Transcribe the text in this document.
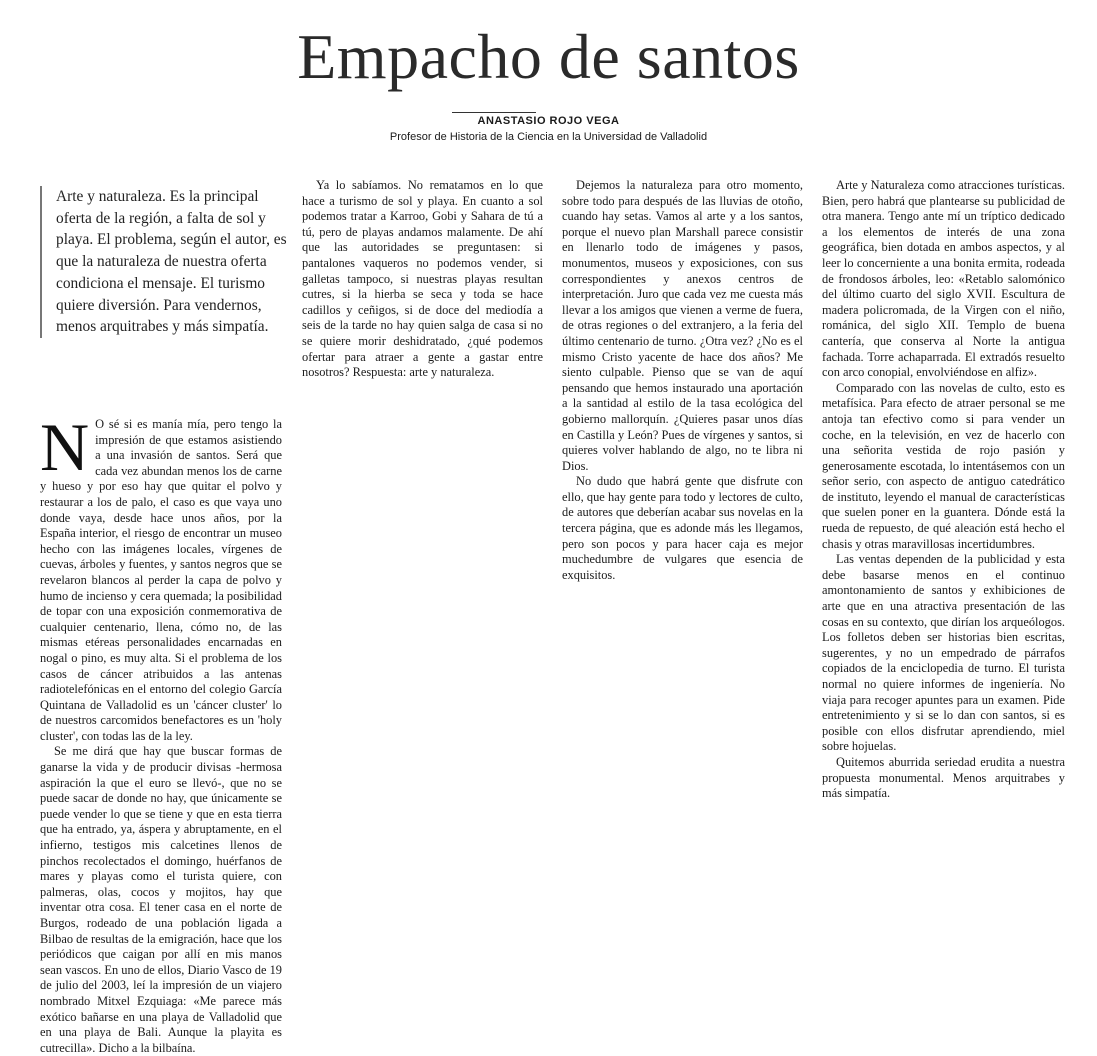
Empacho de santos
ANASTASIO ROJO VEGA
Profesor de Historia de la Ciencia en la Universidad de Valladolid
Arte y naturaleza. Es la principal oferta de la región, a falta de sol y playa. El problema, según el autor, es que la naturaleza de nuestra oferta condiciona el mensaje. El turismo quiere diversión. Para vendernos, menos arquitrabes y más simpatía.

N O sé si es manía mía, pero tengo la impresión de que estamos asistiendo a una invasión de santos. Será que cada vez abundan menos los de carne y hueso y por eso hay que quitar el polvo y restaurar a los de palo, el caso es que vaya uno donde vaya, desde hace unos años, por la España interior, el riesgo de encontrar un museo hecho con las imágenes locales, vírgenes de cuevas, árboles y fuentes, y santos negros que se revelaron blancos al perder la capa de polvo y humo de incienso y cera quemada; la posibilidad de topar con una exposición conmemorativa de cualquier centenario, llena, cómo no, de las mismas etéreas personalidades encarnadas en nogal o pino, es muy alta. Si el problema de los casos de cáncer atribuidos a las antenas radiotelefónicas en el entorno del colegio García Quintana de Valladolid es un 'cáncer cluster' lo de nuestros carcomidos benefactores es un 'holy cluster', con todas las de la ley.

Se me dirá que hay que buscar formas de ganarse la vida y de producir divisas -hermosa aspiración la que el euro se llevó-, que no se puede sacar de donde no hay, que únicamente se puede vender lo que se tiene y que en esta tierra que ha entrado, ya, áspera y abruptamente, en el infierno, testigos mis calcetines llenos de pinchos recolectados el domingo, huérfanos de mares y playas como el turista quiere, con palmeras, olas, cocos y mojitos, hay que inventar otra cosa. El tener casa en el norte de Burgos, rodeado de una población ligada a Bilbao de resultas de la emigración, hace que los periódicos que caigan por allí en mis manos sean vascos. En uno de ellos, Diario Vasco de 19 de julio del 2003, leí la impresión de un viajero nombrado Mitxel Ezquiaga: «Me parece más exótico bañarse en una playa de Valladolid que en una playa de Bali. Aunque la playita es cutrecilla». Dicho a la bilbaína.

Ya lo sabíamos. No rematamos en lo que hace a turismo de sol y playa. En cuanto a sol podemos tratar a Karroo, Gobi y Sahara de tú a tú, pero de playas andamos malamente. De ahí que las autoridades se preguntasen: si pantalones vaqueros no podemos vender, si galletas tampoco, si nuestras playas resultan cutres, si la hierba se seca y toda se hace cadillos y ceñigos, si de doce del mediodía a seis de la tarde no hay quien salga de casa si no se quiere morir deshidratado, ¿qué podemos ofertar para atraer a gente a gastar entre nosotros? Respuesta: arte y naturaleza.

Dejemos la naturaleza para otro momento, sobre todo para después de las lluvias de otoño, cuando hay setas. Vamos al arte y a los santos, porque el nuevo plan Marshall parece consistir en llenarlo todo de imágenes y pasos, monumentos, museos y exposiciones, con sus correspondientes y anexos centros de interpretación. Juro que cada vez me cuesta más llevar a los amigos que vienen a verme de fuera, de otras regiones o del extranjero, a la feria del último centenario de turno. ¿Otra vez? ¿No es el mismo Cristo yacente de hace dos años? Me siento culpable. Pienso que se van de aquí pensando que hemos instaurado una aportación a la santidad al estilo de la tasa ecológica del gobierno mallorquín. ¿Quieres pasar unos días en Castilla y León? Pues de vírgenes y santos, si quieres volver hablando de algo, no te libra ni Dios.

No dudo que habrá gente que disfrute con ello, que hay gente para todo y lectores de culto, de autores que deberían acabar sus novelas en la tercera página, que es adonde más les llegamos, pero son pocos y para hacer caja es mejor muchedumbre de vulgares que esencia de exquisitos.

Arte y Naturaleza como atracciones turísticas. Bien, pero habrá que plantearse su publicidad de otra manera. Tengo ante mí un tríptico dedicado a los elementos de interés de una zona geográfica, bien dotada en ambos aspectos, y al leer lo concerniente a una bonita ermita, rodeada de frondosos árboles, leo: «Retablo salomónico del último cuarto del siglo XVII. Escultura de madera policromada, de la Virgen con el niño, románica, del siglo XII. Templo de buena cantería, que conserva al Norte la antigua fachada. Torre achaparrada. El extradós resuelto con arco conopial, envolviéndose en alfiz».

Comparado con las novelas de culto, esto es metafísica. Para efecto de atraer personal se me antoja tan efectivo como si para vender un coche, en la televisión, en vez de hacerlo con una señorita vestida de rojo pasión y generosamente escotada, lo intentásemos con un señor serio, con aspecto de antiguo catedrático de instituto, leyendo el manual de características que suelen poner en la guantera. Dónde está la rueda de repuesto, de qué aleación está hecho el chasis y otras maravillosas incertidumbres.

Las ventas dependen de la publicidad y esta debe basarse menos en el continuo amontonamiento de santos y exhibiciones de arte que en una atractiva presentación de las cosas en su contexto, que dirían los arqueólogos. Los folletos deben ser historias bien escritas, sugerentes, y no un empedrado de párrafos copiados de la enciclopedia de turno. El turista normal no quiere informes de ingeniería. No viaja para recoger apuntes para un examen. Pide entretenimiento y si se lo dan con santos, si es posible con ellos disfrutar aprendiendo, miel sobre hojuelas.

Quitemos aburrida seriedad erudita a nuestra propuesta monumental. Menos arquitrabes y más simpatía.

***

WORK REQUIRED =>
If a line in the entries contains the word "arquitrabes", copy that line out.

ANSWER SPACE =>
Arte y naturaleza. Es la principal oferta de la región, a falta de sol y playa. El problema, según el autor, es que la naturaleza de nuestra oferta condiciona el mensaje. El turismo quiere diversión. Para vendernos, menos arquitrabes y más simpatía.
Quitemos aburrida seriedad erudita a nuestra propuesta monumental. Menos arquitrabes y más simpatía.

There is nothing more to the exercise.